MATERIAL PROVIDED.

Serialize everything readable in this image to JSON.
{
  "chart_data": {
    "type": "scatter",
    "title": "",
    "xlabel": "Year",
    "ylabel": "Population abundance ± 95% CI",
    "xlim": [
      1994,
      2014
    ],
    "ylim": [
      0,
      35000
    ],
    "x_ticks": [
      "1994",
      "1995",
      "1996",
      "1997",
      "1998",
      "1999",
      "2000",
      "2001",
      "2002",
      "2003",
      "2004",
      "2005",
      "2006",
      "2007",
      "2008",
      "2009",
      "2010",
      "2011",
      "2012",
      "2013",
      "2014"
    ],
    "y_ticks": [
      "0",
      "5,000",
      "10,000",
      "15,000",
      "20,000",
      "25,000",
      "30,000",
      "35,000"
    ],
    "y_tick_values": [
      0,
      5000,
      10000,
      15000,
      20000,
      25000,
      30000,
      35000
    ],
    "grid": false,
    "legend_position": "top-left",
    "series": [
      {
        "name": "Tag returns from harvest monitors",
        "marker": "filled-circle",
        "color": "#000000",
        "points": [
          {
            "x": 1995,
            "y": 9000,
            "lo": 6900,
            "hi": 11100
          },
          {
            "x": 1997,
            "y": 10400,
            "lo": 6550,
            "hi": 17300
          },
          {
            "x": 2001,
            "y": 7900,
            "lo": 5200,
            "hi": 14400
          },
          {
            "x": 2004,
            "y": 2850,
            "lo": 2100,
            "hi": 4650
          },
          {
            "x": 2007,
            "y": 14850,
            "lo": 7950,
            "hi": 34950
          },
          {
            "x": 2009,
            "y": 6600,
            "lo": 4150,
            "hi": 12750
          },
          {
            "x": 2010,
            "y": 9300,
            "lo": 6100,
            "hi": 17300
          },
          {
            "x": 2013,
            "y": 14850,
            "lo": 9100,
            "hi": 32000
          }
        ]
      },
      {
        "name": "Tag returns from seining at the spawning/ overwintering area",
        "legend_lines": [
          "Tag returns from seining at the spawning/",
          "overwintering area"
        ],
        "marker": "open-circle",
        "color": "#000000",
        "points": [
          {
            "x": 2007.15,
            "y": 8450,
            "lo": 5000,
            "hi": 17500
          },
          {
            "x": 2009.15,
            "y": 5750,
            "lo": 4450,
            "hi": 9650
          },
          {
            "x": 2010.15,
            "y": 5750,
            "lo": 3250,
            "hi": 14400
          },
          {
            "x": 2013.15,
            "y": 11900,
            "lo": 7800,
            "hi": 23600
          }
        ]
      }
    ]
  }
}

YOUR OBJECTIVE.
From the listing above, pick out each line where the word "overwintering" appears.

EXERCISE RESULT.
        "name": "Tag returns from seining at the spawning/ overwintering area",
          "overwintering area"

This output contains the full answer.